[Text extract]
:::

Year of Induction: 2011
Legacy Award
Origin: Lumsden, Saskatchewan

Edith Fowke was one of Canada’s leading folklorists, dedicated to revealing ‘the hidden submerged culture lying in the shadow of the official civilization about which historians write.’

From 1950 to 1972, she hosted CBC radio programs such as ‘Folksong Time,’ ‘Folklore and FolkMusic,’ ‘Folk Sounds,’ and ‘The Travelling Folk of the British Isles.’ She joined the English Department of York University in 1971 until 1984.

In the 1980s, Fowke also taught folk music in the University of Calgary’s Kodaly program and was president from 1985 to 1986 of the Folklore Studies Association of Canada. Fowke received many honours, including honourary doctorates from four Canadian universities, Companion of the Order of Canada in 1978, Fellow of the Royal Society of Canada in 1983 and a Lifelong Achievement Award from the Folk Alliance conference.

Edith’s interest in folksong and her disappointment in the small quantity of Canadian songs published and recorded led her to begin her own research in the mid-1940s. Among Fowke’s more than twenty publications were topics of folksongs, including Folksongs of Canada (1954, with Richard Johnston), Traditional Singers and Songs From Ontario (1965), Lumbering Songs From the Northern Woods (1970), The Penguin Book of Canadian Folksongs (1973), and Sea Songs and Ballads From Nineteenth-century Nova Scotia (1982).

On non-musical folklore she collected the chants and rhymes of children for the popular ‘Sally Go Round the Sun’ (1969) which won a bronze medal from the Association of Children’s Librarians, ‘Ring Around the Moon’ (1972), and ‘Red Rover! Red Rover!: Children’s Games Played in Canada’ (1988). Her folklore collections include ‘Folklore of Canada’ (1976), ‘Folktales of French Canada’ (1979), ‘Tales Told in Canada’ (1986), and ‘Legends Told in Canada’ (1988). Fowke’s ‘Canadian folklore’ (1988), in ‘Oxford’s Perspectives on Canadian Culture Series’, is a brief but valuable and wide-ranging survey of the subject. Fowke was a founding member of the CSMT (Canadian Society for Musical Traditions) and became the editor of its publication, the ‘Canadian Folk Music Journal’, in 1973. Edith is also well-known for recording the songs of traditional singers O.J. Abbot, LaRena Clark and Tom Brandon.

Fowke’s dedication to preserving Canada’s folk music has been widely recognized both by scholars and by folk musicians, who often turned to her for repertoire. Her field recordings have been deposited at the Canadian Museum of Civilization in Ottawa and at the York University library. Her archives are held by the University of Calgary and her copyrights are owned by The Writers’ Union of Canada, of which she was a proud and loyal member.

:::

[What to work on]
• 1. Answer these from the Fowke profile:
(a) What place is given as Fowke's origin?
(b) During which years did she host CBC radio programs?
(c) In what year did she become editor of the Canadian Folk Music Journal?
• 2. Please rewrite the passage of the Fowke profile starting at "Edith Fowke was" and ending at "Folk Alliance conference.", putting "broadcasts" in place of "radio programs".
• 3. Name every CBC radio program that the Fowke profile says she hosted.
Base every answer on the Fowke profile alone.

Listings of boxed layout items:
:::

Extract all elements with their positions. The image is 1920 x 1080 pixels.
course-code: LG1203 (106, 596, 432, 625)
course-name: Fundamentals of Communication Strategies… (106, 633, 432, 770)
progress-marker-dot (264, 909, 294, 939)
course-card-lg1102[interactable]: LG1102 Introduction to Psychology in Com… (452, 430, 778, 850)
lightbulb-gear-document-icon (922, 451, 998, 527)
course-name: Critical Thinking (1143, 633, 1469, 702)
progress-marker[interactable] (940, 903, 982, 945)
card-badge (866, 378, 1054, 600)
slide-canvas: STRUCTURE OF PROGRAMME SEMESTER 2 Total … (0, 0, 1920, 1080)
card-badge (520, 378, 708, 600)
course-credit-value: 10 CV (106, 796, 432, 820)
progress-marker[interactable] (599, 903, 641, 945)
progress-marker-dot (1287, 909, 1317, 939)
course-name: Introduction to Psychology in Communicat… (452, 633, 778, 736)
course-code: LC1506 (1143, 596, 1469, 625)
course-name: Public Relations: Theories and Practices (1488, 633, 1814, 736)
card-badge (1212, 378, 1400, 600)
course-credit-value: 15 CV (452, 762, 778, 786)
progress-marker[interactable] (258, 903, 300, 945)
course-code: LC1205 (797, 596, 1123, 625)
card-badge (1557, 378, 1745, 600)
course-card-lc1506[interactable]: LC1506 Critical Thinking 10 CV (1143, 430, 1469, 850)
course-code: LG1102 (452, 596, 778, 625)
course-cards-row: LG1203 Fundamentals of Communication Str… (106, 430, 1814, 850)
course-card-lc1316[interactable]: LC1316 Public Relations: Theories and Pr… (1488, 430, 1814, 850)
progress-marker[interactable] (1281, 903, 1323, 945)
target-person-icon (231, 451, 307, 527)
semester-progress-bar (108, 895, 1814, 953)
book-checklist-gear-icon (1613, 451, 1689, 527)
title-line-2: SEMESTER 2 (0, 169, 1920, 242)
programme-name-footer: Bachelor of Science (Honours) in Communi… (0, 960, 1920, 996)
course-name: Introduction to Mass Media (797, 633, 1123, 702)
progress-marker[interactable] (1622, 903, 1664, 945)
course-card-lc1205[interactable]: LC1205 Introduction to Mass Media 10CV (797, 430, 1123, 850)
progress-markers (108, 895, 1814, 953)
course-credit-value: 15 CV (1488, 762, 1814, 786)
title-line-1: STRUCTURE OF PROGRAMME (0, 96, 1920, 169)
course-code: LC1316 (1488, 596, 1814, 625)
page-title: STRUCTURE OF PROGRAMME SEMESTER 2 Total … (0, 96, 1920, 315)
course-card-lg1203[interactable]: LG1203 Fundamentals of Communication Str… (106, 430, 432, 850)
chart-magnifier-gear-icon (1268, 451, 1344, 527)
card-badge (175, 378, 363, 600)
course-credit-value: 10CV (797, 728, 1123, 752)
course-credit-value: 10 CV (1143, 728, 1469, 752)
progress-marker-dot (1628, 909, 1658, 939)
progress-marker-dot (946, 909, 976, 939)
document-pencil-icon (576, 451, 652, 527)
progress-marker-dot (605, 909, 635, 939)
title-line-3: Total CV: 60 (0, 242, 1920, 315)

:::

[Final results]
• 1.
(a) Lumsden, Saskatchewan
(b) From 1950 to 1972
(c) 1973

• 2.
Edith Fowke was one of Canada’s leading folklorists, dedicated to revealing ‘the hidden submerged culture lying in the shadow of the official civilization about which historians write.’

From 1950 to 1972, she hosted CBC broadcasts such as ‘Folksong Time,’ ‘Folklore and FolkMusic,’ ‘Folk Sounds,’ and ‘The Travelling Folk of the British Isles.’ She joined the English Department of York University in 1971 until 1984.

In the 1980s, Fowke also taught folk music in the University of Calgary’s Kodaly program and was president from 1985 to 1986 of the Folklore Studies Association of Canada. Fowke received many honours, including honourary doctorates from four Canadian universities, Companion of the Order of Canada in 1978, Fellow of the Royal Society of Canada in 1983 and a Lifelong Achievement Award from the Folk Alliance conference.

• 3.
'Folksong Time'
'Folklore and FolkMusic'
'Folk Sounds'
'The Travelling Folk of the British Isles'